▶ [AVAILABLE RECORDS]:
--------------------
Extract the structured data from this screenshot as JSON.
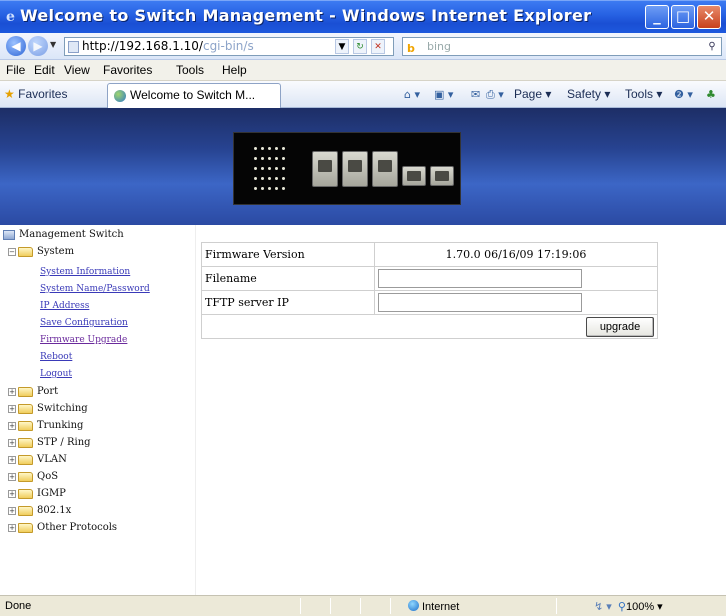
{
  "window": {
    "title": "Welcome to Switch Management - Windows Internet Explorer"
  },
  "address": {
    "url_visible": "http://192.168.1.10/",
    "url_faded": "cgi-bin/s",
    "search_placeholder": "bing"
  },
  "menu": [
    "File",
    "Edit",
    "View",
    "Favorites",
    "Tools",
    "Help"
  ],
  "commandbar": {
    "favorites": "Favorites",
    "tab_title": "Welcome to Switch M...",
    "page": "Page ▾",
    "safety": "Safety ▾",
    "tools": "Tools ▾"
  },
  "sidebar": {
    "root": "Management Switch",
    "system": "System",
    "system_links": [
      "System Information",
      "System Name/Password",
      "IP Address",
      "Save Configuration",
      "Firmware Upgrade",
      "Reboot",
      "Logout"
    ],
    "folders": [
      "Port",
      "Switching",
      "Trunking",
      "STP / Ring",
      "VLAN",
      "QoS",
      "IGMP",
      "802.1x",
      "Other Protocols"
    ]
  },
  "firmware": {
    "version_label": "Firmware Version",
    "version_value": "1.70.0 06/16/09 17:19:06",
    "filename_label": "Filename",
    "filename_value": "",
    "tftp_label": "TFTP server IP",
    "tftp_value": "",
    "upgrade_label": "upgrade"
  },
  "status": {
    "text": "Done",
    "zone": "Internet",
    "zoom": "100%"
  },
  "colors": {
    "titlebar": "#2863e4",
    "banner": "#274391",
    "link": "#3a3ab8"
  }
}
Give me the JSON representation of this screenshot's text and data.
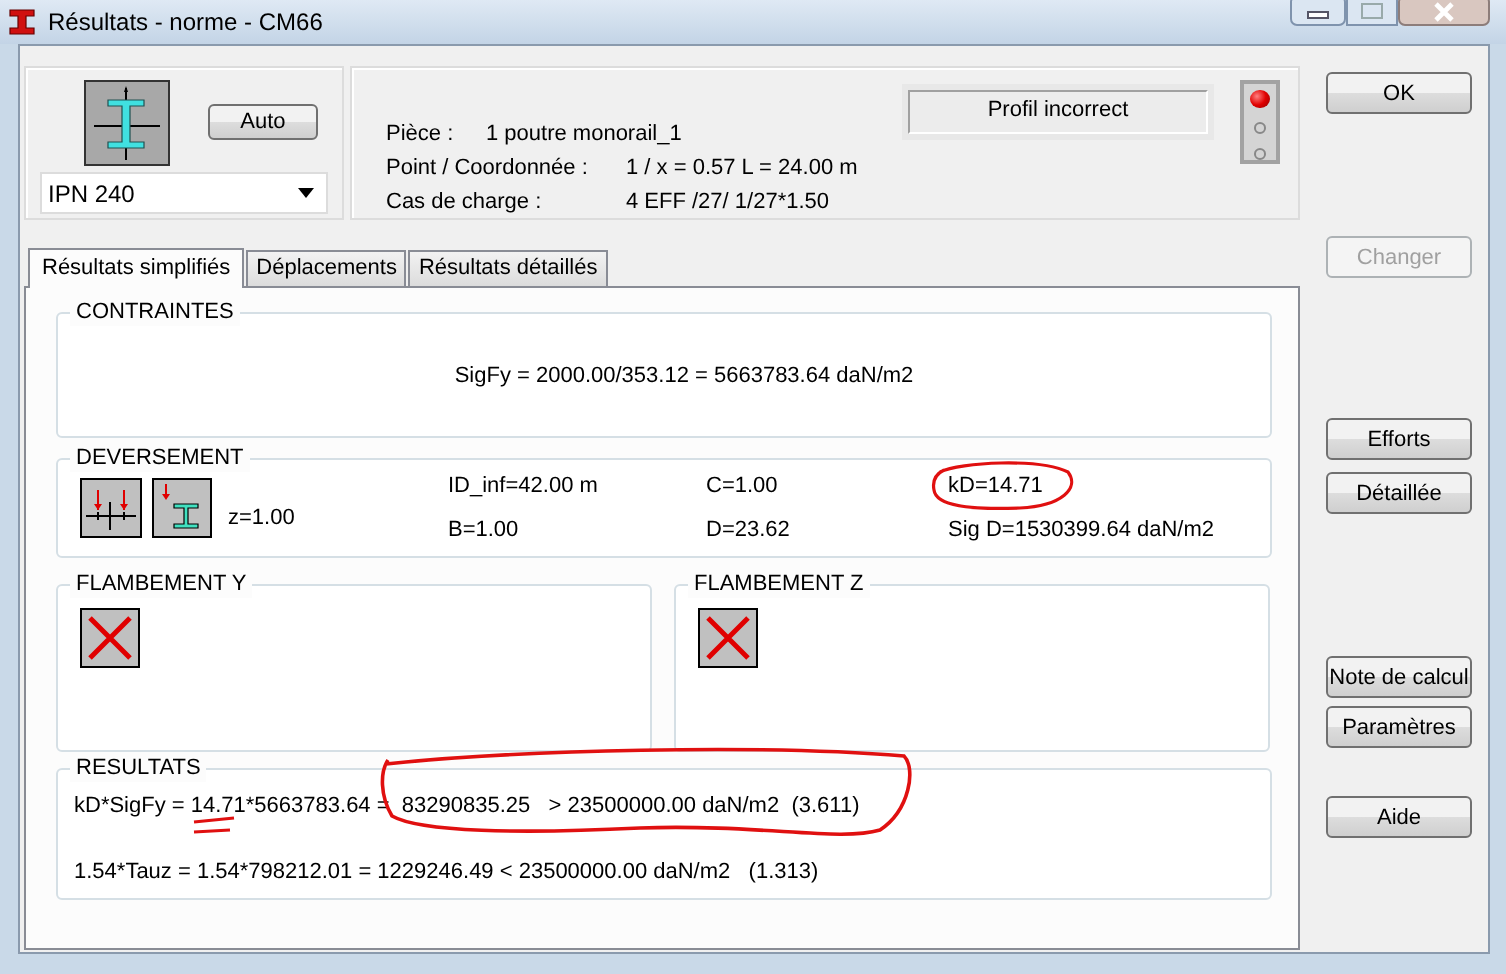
--------------------
▶ [OBJECTIVE]:
Show the lines that mention the word "this".

▶ [ANSWER TO THE TASK]:
Extract the structured data from this screenshot as JSON.
Give me the JSON representation of this screenshot's text and data.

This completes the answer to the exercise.